── GIVEN DATA ──

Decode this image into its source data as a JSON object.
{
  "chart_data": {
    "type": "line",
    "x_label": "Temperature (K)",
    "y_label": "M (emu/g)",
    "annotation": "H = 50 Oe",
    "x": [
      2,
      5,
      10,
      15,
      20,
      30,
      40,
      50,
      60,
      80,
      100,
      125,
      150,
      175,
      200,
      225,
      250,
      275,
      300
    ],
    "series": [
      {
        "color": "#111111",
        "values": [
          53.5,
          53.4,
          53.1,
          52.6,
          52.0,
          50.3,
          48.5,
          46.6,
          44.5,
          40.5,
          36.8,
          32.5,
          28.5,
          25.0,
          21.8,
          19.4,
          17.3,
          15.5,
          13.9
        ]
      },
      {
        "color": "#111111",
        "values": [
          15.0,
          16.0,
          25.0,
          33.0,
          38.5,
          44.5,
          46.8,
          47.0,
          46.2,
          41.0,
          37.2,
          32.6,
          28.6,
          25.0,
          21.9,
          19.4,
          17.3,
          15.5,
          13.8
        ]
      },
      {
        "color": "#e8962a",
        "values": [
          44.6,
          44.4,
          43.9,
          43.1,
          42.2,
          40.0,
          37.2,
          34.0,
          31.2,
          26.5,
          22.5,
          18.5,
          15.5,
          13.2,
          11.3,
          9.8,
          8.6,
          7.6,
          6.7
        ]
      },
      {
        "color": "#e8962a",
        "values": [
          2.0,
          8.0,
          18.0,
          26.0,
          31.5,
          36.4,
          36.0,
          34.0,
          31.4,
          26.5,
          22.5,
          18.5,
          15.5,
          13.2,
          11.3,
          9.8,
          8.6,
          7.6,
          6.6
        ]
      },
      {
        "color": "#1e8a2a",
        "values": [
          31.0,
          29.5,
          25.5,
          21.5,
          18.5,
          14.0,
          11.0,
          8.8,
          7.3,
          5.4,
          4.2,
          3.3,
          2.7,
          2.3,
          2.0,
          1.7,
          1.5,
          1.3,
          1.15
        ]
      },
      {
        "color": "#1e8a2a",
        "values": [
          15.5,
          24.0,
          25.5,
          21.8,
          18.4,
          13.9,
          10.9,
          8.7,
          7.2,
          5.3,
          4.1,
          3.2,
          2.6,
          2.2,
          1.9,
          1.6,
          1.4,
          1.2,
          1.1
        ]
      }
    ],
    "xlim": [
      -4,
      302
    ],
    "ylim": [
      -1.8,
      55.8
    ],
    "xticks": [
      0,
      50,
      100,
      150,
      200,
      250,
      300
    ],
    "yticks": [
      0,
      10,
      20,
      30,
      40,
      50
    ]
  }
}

───

### PROBLEM
Reproduce all the data word for word.

### OUTPUT OF THE TASK
Decode this image into its source data as a JSON object.
{
  "chart_data": {
    "type": "line",
    "x_label": "Temperature (K)",
    "y_label": "M (emu/g)",
    "annotation": "H = 50 Oe",
    "x": [
      2,
      5,
      10,
      15,
      20,
      30,
      40,
      50,
      60,
      80,
      100,
      125,
      150,
      175,
      200,
      225,
      250,
      275,
      300
    ],
    "series": [
      {
        "color": "#111111",
        "values": [
          53.5,
          53.4,
          53.1,
          52.6,
          52.0,
          50.3,
          48.5,
          46.6,
          44.5,
          40.5,
          36.8,
          32.5,
          28.5,
          25.0,
          21.8,
          19.4,
          17.3,
          15.5,
          13.9
        ]
      },
      {
        "color": "#111111",
        "values": [
          15.0,
          16.0,
          25.0,
          33.0,
          38.5,
          44.5,
          46.8,
          47.0,
          46.2,
          41.0,
          37.2,
          32.6,
          28.6,
          25.0,
          21.9,
          19.4,
          17.3,
          15.5,
          13.8
        ]
      },
      {
        "color": "#e8962a",
        "values": [
          44.6,
          44.4,
          43.9,
          43.1,
          42.2,
          40.0,
          37.2,
          34.0,
          31.2,
          26.5,
          22.5,
          18.5,
          15.5,
          13.2,
          11.3,
          9.8,
          8.6,
          7.6,
          6.7
        ]
      },
      {
        "color": "#e8962a",
        "values": [
          2.0,
          8.0,
          18.0,
          26.0,
          31.5,
          36.4,
          36.0,
          34.0,
          31.4,
          26.5,
          22.5,
          18.5,
          15.5,
          13.2,
          11.3,
          9.8,
          8.6,
          7.6,
          6.6
        ]
      },
      {
        "color": "#1e8a2a",
        "values": [
          31.0,
          29.5,
          25.5,
          21.5,
          18.5,
          14.0,
          11.0,
          8.8,
          7.3,
          5.4,
          4.2,
          3.3,
          2.7,
          2.3,
          2.0,
          1.7,
          1.5,
          1.3,
          1.15
        ]
      },
      {
        "color": "#1e8a2a",
        "values": [
          15.5,
          24.0,
          25.5,
          21.8,
          18.4,
          13.9,
          10.9,
          8.7,
          7.2,
          5.3,
          4.1,
          3.2,
          2.6,
          2.2,
          1.9,
          1.6,
          1.4,
          1.2,
          1.1
        ]
      }
    ],
    "xlim": [
      -4,
      302
    ],
    "ylim": [
      -1.8,
      55.8
    ],
    "xticks": [
      0,
      50,
      100,
      150,
      200,
      250,
      300
    ],
    "yticks": [
      0,
      10,
      20,
      30,
      40,
      50
    ]
  }
}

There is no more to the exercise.